| Work order |
Search the entries for the word "label" and pull out each line that has it.

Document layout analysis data
┏━━

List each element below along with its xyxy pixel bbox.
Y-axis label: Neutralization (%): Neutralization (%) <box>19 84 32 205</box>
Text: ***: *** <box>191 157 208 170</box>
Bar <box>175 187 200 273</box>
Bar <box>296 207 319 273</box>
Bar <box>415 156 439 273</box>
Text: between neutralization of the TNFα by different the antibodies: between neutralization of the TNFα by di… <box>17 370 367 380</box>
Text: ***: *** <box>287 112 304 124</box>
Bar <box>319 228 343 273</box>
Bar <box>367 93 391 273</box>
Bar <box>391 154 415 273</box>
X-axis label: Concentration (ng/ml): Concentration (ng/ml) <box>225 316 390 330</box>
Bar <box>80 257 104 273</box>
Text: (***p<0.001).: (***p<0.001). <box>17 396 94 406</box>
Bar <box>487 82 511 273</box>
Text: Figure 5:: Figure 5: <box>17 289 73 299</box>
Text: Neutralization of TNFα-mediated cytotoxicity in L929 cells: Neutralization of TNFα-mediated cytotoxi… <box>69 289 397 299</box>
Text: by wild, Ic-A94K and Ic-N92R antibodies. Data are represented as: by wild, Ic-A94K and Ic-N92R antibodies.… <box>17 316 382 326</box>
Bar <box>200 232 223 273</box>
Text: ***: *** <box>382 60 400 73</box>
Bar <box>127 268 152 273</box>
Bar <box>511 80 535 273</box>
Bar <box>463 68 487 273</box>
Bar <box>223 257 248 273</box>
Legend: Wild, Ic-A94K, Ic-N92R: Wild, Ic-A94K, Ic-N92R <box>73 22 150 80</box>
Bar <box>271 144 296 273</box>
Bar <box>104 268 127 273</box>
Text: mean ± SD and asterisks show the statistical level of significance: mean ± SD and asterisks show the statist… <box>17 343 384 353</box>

┗━━

| Response area |
Y-axis label: Neutralization (%): Neutralization (%) <box>19 84 32 205</box>
X-axis label: Concentration (ng/ml): Concentration (ng/ml) <box>225 316 390 330</box>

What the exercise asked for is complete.